[Records]
— start —

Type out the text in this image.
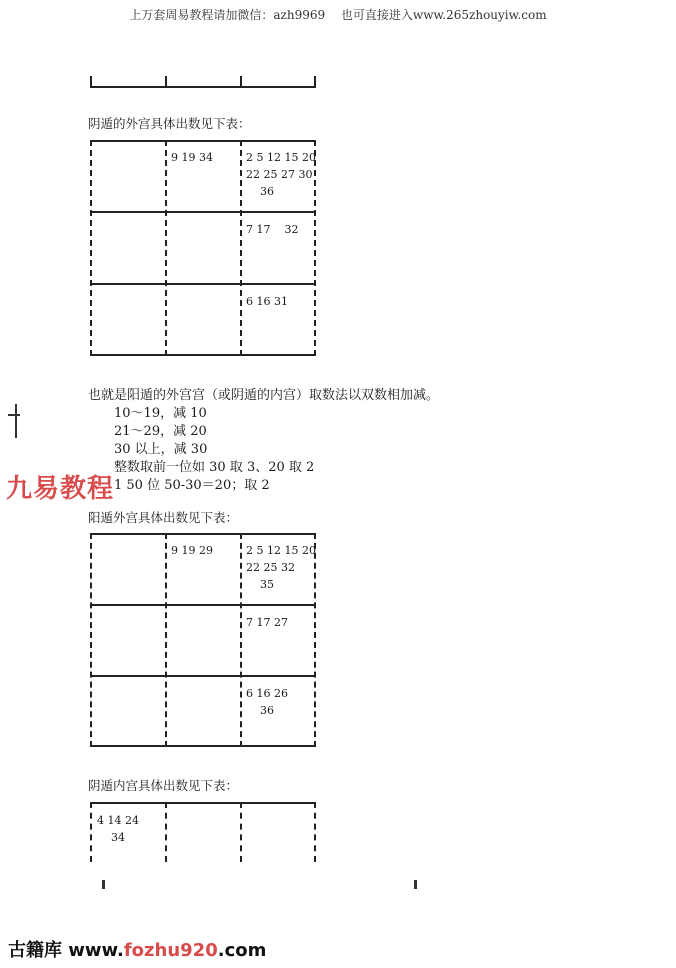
上万套周易教程请加微信：azh9969　 也可直接进入www.265zhouyiw.com
阴遁的外宫具体出数见下表：
9 19 34	2 5 12 15 20
22 25 27 30
36
7 17    32
6 16 31
也就是阳遁的外宫宫（或阴遁的内宫）取数法以双数相加减。
10～19，减 10
21～29，减 20
30 以上，减 30
整数取前一位如 30 取 3、20 取 2
1 50 位 50-30＝20；取 2
九易教程
阳遁外宫具体出数见下表：
9 19 29	2 5 12 15 20
22 25 32
35
7 17 27
6 16 26
36
阴遁内宫具体出数见下表：
4 14 24
34
古籍库 www.fozhu920.com
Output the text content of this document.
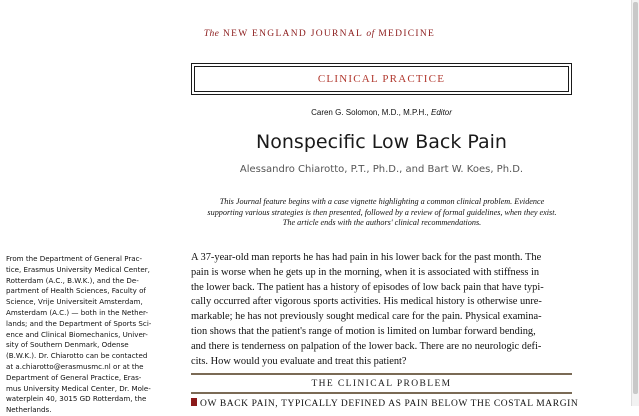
The NEW ENGLAND JOURNAL of MEDICINE
CLINICAL PRACTICE
Caren G. Solomon, M.D., M.P.H., Editor
Nonspecific Low Back Pain
Alessandro Chiarotto, P.T., Ph.D., and Bart W. Koes, Ph.D.
This Journal feature begins with a case vignette highlighting a common clinical problem. Evidence
supporting various strategies is then presented, followed by a review of formal guidelines, when they exist.
The article ends with the authors' clinical recommendations.
From the Department of General Prac-
tice, Erasmus University Medical Center,
Rotterdam (A.C., B.W.K.), and the De-
partment of Health Sciences, Faculty of
Science, Vrije Universiteit Amsterdam,
Amsterdam (A.C.) — both in the Nether-
lands; and the Department of Sports Sci-
ence and Clinical Biomechanics, Univer-
sity of Southern Denmark, Odense
(B.W.K.). Dr. Chiarotto can be contacted
at a.chiarotto@erasmusmc.nl or at the
Department of General Practice, Eras-
mus University Medical Center, Dr. Mole-
waterplein 40, 3015 GD Rotterdam, the
Netherlands.
A 37-year-old man reports he has had pain in his lower back for the past month. The
pain is worse when he gets up in the morning, when it is associated with stiffness in
the lower back. The patient has a history of episodes of low back pain that have typi-
cally occurred after vigorous sports activities. His medical history is otherwise unre-
markable; he has not previously sought medical care for the pain. Physical examina-
tion shows that the patient's range of motion is limited on lumbar forward bending,
and there is tenderness on palpation of the lower back. There are no neurologic defi-
cits. How would you evaluate and treat this patient?
THE CLINICAL PROBLEM
OW BACK PAIN, TYPICALLY DEFINED AS PAIN BELOW THE COSTAL MARGIN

— end —

* [Short problem] List every line in the records above that contains the word "history".

* [Expected output]
the lower back. The patient has a history of episodes of low back pain that have typi-
cally occurred after vigorous sports activities. His medical history is otherwise unre-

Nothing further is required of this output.